> _TASK GOAL_:
Provide the records once more, identical to the original.

> _EXTRACTED MATERIAL_:
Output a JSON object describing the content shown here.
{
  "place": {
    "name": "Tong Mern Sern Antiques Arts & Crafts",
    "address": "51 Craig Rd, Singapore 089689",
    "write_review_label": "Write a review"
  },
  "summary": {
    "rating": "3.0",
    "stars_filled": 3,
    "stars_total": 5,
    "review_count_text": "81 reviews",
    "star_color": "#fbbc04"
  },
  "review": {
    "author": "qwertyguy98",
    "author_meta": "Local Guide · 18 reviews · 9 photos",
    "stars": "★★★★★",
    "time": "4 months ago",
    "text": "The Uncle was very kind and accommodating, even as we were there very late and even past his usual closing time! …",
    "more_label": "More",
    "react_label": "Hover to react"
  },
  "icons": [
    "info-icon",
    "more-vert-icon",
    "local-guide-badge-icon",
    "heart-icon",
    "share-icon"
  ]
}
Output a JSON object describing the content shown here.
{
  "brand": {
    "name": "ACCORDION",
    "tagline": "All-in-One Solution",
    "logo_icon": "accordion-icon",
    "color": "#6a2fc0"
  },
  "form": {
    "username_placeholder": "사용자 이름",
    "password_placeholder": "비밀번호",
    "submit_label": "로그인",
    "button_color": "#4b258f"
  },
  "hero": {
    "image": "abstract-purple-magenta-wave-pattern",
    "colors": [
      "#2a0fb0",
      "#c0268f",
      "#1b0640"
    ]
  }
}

> _THE RESULT_:
Output a JSON object describing the content shown here.
{
  "place": {
    "name": "Tong Mern Sern Antiques Arts & Crafts",
    "address": "51 Craig Rd, Singapore 089689",
    "write_review_label": "Write a review"
  },
  "summary": {
    "rating": "3.0",
    "stars_filled": 3,
    "stars_total": 5,
    "review_count_text": "81 reviews",
    "star_color": "#fbbc04"
  },
  "review": {
    "author": "qwertyguy98",
    "author_meta": "Local Guide · 18 reviews · 9 photos",
    "stars": "★★★★★",
    "time": "4 months ago",
    "text": "The Uncle was very kind and accommodating, even as we were there very late and even past his usual closing time! …",
    "more_label": "More",
    "react_label": "Hover to react"
  },
  "icons": [
    "info-icon",
    "more-vert-icon",
    "local-guide-badge-icon",
    "heart-icon",
    "share-icon"
  ]
}
Output a JSON object describing the content shown here.
{
  "brand": {
    "name": "ACCORDION",
    "tagline": "All-in-One Solution",
    "logo_icon": "accordion-icon",
    "color": "#6a2fc0"
  },
  "form": {
    "username_placeholder": "사용자 이름",
    "password_placeholder": "비밀번호",
    "submit_label": "로그인",
    "button_color": "#4b258f"
  },
  "hero": {
    "image": "abstract-purple-magenta-wave-pattern",
    "colors": [
      "#2a0fb0",
      "#c0268f",
      "#1b0640"
    ]
  }
}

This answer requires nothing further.